**To do**
Write only the number of lines holding the string "ALDWELL".

**Records for this task**
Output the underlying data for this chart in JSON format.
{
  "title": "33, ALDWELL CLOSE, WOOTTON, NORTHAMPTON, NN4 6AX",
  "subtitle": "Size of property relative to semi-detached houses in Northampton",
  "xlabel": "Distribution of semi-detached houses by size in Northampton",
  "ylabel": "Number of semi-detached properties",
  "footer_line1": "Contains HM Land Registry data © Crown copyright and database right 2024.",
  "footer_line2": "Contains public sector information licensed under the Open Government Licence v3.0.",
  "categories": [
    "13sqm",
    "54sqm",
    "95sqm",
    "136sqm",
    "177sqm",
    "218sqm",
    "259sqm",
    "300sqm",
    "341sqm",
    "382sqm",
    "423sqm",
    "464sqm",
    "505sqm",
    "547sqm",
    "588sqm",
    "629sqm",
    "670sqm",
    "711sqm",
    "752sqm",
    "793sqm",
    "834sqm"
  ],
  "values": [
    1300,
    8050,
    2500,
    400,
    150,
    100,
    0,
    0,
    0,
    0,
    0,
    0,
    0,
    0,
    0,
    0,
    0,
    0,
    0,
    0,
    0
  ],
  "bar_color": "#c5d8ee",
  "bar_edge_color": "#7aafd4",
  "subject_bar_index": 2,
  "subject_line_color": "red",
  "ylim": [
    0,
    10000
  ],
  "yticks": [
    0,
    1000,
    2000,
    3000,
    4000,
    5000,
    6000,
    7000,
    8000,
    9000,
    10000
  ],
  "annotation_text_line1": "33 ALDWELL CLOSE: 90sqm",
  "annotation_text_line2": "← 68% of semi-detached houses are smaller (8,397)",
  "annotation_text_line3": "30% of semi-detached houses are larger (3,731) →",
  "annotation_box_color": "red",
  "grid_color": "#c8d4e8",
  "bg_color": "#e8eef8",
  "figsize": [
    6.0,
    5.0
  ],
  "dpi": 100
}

**Written reply**
2